Brief
The entries below should be transcribed in their entirety, exactly as written.
[BEGIN Exercise inputs]
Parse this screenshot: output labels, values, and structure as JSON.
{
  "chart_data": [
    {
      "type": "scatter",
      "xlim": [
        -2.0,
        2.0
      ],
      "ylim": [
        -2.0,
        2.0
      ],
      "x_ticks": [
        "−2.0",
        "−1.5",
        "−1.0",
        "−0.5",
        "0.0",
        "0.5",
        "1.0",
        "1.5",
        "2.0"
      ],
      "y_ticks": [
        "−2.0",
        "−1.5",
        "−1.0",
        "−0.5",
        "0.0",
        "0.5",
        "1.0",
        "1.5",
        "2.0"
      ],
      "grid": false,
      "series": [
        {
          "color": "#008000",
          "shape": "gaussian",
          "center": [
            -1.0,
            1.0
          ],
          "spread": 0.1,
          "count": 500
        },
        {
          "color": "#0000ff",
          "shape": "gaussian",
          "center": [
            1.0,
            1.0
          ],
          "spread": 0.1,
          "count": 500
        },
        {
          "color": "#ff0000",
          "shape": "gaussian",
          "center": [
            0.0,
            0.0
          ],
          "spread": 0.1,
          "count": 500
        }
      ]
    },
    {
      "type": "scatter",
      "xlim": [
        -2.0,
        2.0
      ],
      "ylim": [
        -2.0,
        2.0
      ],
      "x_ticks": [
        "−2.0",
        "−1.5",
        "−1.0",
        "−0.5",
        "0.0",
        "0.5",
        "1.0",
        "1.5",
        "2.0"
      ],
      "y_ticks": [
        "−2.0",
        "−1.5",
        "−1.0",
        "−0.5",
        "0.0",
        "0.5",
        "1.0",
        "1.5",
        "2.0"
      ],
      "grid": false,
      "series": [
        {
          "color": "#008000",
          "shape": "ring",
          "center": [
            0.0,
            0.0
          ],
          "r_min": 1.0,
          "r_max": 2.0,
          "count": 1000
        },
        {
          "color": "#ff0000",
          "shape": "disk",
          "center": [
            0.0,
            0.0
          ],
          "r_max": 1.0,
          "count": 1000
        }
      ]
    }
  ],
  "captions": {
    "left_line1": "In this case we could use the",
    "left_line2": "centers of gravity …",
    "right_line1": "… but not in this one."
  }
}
[END Exercise inputs]
Exercise output
Parse this screenshot: output labels, values, and structure as JSON.
{
  "chart_data": [
    {
      "type": "scatter",
      "xlim": [
        -2.0,
        2.0
      ],
      "ylim": [
        -2.0,
        2.0
      ],
      "x_ticks": [
        "−2.0",
        "−1.5",
        "−1.0",
        "−0.5",
        "0.0",
        "0.5",
        "1.0",
        "1.5",
        "2.0"
      ],
      "y_ticks": [
        "−2.0",
        "−1.5",
        "−1.0",
        "−0.5",
        "0.0",
        "0.5",
        "1.0",
        "1.5",
        "2.0"
      ],
      "grid": false,
      "series": [
        {
          "color": "#008000",
          "shape": "gaussian",
          "center": [
            -1.0,
            1.0
          ],
          "spread": 0.1,
          "count": 500
        },
        {
          "color": "#0000ff",
          "shape": "gaussian",
          "center": [
            1.0,
            1.0
          ],
          "spread": 0.1,
          "count": 500
        },
        {
          "color": "#ff0000",
          "shape": "gaussian",
          "center": [
            0.0,
            0.0
          ],
          "spread": 0.1,
          "count": 500
        }
      ]
    },
    {
      "type": "scatter",
      "xlim": [
        -2.0,
        2.0
      ],
      "ylim": [
        -2.0,
        2.0
      ],
      "x_ticks": [
        "−2.0",
        "−1.5",
        "−1.0",
        "−0.5",
        "0.0",
        "0.5",
        "1.0",
        "1.5",
        "2.0"
      ],
      "y_ticks": [
        "−2.0",
        "−1.5",
        "−1.0",
        "−0.5",
        "0.0",
        "0.5",
        "1.0",
        "1.5",
        "2.0"
      ],
      "grid": false,
      "series": [
        {
          "color": "#008000",
          "shape": "ring",
          "center": [
            0.0,
            0.0
          ],
          "r_min": 1.0,
          "r_max": 2.0,
          "count": 1000
        },
        {
          "color": "#ff0000",
          "shape": "disk",
          "center": [
            0.0,
            0.0
          ],
          "r_max": 1.0,
          "count": 1000
        }
      ]
    }
  ],
  "captions": {
    "left_line1": "In this case we could use the",
    "left_line2": "centers of gravity …",
    "right_line1": "… but not in this one."
  }
}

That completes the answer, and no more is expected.